## Goal
Copy out each line of the data that holds the word "compression".

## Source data
--- START ---
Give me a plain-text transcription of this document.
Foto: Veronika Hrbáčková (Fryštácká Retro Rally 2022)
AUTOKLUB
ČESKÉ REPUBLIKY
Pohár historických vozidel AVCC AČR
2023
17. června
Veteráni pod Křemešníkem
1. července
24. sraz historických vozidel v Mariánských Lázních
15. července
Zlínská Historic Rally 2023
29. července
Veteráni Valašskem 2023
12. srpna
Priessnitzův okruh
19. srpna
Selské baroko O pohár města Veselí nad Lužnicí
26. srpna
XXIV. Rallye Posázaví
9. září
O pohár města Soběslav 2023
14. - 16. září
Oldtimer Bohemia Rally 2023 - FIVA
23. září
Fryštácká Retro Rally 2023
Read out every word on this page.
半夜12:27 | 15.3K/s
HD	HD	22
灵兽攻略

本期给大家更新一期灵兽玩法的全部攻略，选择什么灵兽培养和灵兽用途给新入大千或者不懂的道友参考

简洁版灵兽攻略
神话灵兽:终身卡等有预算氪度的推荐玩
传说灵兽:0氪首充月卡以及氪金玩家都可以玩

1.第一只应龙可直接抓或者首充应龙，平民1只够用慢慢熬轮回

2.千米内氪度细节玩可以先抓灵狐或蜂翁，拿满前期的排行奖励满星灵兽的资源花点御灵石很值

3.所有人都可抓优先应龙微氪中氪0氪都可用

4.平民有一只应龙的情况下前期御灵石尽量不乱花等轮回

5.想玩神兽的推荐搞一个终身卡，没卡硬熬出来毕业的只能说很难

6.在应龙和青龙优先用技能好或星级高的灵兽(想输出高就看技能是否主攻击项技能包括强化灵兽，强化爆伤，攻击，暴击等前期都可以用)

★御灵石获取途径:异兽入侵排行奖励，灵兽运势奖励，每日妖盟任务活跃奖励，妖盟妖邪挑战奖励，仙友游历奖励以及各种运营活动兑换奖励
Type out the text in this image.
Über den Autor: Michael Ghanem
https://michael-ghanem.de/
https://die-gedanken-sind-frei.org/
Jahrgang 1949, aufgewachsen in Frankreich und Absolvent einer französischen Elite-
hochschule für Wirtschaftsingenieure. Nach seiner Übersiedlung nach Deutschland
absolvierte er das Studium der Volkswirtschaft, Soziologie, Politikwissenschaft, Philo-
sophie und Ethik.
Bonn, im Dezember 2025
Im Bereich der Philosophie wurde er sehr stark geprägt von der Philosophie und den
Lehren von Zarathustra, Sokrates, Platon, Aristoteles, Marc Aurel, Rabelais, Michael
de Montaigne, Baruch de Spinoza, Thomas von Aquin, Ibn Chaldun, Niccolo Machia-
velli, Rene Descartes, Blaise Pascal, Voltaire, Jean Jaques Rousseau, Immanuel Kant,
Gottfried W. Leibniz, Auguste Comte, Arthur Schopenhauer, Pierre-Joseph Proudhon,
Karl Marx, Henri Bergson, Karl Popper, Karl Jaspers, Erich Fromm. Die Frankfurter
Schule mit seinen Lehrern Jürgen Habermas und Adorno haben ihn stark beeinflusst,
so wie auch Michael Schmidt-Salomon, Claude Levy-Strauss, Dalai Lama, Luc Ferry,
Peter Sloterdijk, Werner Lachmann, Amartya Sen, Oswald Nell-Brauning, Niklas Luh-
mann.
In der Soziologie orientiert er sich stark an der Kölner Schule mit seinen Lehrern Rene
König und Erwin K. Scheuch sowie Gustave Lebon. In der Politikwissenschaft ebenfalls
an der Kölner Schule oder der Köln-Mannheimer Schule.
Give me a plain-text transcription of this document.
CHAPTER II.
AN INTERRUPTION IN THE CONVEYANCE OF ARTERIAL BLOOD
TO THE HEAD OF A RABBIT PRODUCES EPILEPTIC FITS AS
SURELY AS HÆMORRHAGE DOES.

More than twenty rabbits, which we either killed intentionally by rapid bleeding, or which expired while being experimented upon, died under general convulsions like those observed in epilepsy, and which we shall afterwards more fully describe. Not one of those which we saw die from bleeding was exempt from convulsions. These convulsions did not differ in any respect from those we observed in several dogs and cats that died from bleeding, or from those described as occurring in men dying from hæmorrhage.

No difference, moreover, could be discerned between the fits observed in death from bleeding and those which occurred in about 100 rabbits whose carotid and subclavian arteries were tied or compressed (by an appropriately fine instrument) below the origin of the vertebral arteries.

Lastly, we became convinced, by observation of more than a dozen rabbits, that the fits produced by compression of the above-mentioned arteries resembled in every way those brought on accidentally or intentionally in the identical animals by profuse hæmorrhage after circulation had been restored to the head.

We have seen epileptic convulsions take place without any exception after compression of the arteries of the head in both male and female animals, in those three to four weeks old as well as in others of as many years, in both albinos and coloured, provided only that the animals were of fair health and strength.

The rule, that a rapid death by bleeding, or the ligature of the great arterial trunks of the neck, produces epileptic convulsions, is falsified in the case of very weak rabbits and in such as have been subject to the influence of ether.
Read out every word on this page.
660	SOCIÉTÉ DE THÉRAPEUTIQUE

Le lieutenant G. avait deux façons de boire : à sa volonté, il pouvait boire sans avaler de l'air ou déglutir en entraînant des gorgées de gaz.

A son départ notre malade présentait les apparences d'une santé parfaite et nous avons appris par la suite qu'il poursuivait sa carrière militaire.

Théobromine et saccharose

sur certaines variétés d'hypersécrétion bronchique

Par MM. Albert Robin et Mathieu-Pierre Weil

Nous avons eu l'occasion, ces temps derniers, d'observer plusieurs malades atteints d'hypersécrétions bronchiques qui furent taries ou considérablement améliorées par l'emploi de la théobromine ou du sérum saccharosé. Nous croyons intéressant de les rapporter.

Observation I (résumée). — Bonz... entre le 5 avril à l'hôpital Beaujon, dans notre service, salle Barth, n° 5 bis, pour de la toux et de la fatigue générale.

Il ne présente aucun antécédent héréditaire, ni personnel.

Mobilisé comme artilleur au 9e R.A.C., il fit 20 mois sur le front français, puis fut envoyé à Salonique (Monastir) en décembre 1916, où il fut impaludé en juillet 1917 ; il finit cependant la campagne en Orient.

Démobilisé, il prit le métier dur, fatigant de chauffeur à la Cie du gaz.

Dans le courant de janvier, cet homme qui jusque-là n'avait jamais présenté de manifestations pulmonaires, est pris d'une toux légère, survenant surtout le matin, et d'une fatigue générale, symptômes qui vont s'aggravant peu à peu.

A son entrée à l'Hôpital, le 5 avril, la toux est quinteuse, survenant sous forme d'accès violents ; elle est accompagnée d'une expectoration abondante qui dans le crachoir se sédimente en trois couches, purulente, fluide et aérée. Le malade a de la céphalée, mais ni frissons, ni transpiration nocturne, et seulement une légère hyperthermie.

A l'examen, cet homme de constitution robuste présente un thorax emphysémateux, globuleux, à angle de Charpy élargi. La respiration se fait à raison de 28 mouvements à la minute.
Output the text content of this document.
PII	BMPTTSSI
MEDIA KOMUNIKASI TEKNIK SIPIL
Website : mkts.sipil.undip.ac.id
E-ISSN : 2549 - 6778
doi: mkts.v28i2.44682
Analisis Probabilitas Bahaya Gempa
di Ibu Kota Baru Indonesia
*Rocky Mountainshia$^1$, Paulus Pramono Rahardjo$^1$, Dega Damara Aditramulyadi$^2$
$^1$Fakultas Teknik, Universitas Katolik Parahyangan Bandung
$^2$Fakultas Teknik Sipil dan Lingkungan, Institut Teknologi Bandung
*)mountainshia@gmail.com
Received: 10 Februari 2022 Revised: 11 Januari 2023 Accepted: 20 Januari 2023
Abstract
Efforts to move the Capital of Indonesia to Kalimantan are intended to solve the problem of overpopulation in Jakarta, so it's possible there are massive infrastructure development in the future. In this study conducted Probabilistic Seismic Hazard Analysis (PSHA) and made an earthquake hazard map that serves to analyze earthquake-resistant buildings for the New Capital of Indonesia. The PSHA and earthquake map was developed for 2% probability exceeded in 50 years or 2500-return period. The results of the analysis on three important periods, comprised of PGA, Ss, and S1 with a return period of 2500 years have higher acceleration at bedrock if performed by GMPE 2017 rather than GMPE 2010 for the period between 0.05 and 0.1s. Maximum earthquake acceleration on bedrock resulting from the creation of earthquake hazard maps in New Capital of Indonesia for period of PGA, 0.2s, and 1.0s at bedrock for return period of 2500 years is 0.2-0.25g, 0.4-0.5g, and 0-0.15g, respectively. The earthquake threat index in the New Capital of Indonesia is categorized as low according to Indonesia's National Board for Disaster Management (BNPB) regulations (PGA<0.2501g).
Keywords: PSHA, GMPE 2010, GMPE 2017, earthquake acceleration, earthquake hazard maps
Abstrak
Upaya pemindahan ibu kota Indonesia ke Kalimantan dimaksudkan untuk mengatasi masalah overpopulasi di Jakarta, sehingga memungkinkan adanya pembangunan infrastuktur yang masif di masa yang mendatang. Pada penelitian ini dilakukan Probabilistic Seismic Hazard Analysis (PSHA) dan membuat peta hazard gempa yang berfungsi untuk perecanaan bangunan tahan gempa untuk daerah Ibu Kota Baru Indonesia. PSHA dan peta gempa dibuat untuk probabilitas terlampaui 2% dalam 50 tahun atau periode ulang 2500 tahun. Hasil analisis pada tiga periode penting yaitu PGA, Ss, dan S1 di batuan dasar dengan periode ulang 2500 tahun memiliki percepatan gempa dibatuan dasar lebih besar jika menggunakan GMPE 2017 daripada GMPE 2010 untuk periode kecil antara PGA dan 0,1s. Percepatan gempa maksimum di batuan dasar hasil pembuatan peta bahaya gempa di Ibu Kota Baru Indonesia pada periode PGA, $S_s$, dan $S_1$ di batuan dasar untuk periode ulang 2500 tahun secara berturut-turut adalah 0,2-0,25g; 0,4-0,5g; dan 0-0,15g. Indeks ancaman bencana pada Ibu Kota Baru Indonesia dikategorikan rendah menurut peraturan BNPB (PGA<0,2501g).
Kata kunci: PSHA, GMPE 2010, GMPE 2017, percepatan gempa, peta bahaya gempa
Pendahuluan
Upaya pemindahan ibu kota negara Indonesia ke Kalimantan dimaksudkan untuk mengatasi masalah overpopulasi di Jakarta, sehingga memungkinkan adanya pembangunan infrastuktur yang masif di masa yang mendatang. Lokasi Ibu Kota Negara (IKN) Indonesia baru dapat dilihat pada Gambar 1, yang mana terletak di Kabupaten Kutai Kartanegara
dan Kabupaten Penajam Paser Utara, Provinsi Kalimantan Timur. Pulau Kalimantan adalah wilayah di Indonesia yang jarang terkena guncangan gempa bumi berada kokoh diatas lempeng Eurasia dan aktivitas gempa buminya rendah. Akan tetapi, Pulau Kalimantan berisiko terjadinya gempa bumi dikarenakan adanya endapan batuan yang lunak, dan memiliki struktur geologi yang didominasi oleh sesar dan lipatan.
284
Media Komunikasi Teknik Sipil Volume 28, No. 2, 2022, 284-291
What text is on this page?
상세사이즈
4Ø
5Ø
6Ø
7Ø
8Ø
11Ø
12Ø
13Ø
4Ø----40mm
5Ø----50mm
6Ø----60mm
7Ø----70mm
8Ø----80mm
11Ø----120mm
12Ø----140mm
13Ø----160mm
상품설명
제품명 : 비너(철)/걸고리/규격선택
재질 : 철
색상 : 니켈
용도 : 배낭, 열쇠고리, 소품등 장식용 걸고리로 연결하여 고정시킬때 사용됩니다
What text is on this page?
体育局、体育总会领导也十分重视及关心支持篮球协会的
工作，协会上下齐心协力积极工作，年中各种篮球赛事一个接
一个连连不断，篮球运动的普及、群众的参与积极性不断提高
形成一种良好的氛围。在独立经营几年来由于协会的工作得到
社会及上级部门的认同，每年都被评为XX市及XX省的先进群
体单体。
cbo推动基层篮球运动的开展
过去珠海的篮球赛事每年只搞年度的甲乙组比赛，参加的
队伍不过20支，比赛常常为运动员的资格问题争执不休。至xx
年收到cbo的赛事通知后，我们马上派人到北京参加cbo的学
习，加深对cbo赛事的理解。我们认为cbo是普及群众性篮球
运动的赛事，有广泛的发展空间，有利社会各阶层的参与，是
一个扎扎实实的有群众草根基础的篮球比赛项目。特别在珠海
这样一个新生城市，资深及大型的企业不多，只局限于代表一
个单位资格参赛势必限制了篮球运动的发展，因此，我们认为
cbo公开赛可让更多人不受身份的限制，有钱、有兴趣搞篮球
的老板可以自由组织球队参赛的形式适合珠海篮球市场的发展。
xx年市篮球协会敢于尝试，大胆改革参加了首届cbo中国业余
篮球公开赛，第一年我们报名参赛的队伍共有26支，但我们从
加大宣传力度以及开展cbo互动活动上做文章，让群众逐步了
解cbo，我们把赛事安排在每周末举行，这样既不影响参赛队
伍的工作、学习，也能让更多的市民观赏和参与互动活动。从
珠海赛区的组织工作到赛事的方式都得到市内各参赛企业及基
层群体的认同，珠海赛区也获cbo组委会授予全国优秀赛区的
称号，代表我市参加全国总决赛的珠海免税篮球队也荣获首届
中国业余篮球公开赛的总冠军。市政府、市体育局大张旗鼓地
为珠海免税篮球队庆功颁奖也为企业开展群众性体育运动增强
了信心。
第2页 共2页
--- END ---
## Result below
Lastly, we became convinced, by observation of more than a dozen rabbits, that the fits produced by compression of the above-mentioned arteries resembled in every way those brought on accidentally or intentionally in the identical animals by profuse hæmorrhage after circulation had been restored to the head.
We have seen epileptic convulsions take place without any exception after compression of the arteries of the head in both male and female animals, in those three to four weeks old as well as in others of as many years, in both albinos and coloured, provided only that the animals were of fair health and strength.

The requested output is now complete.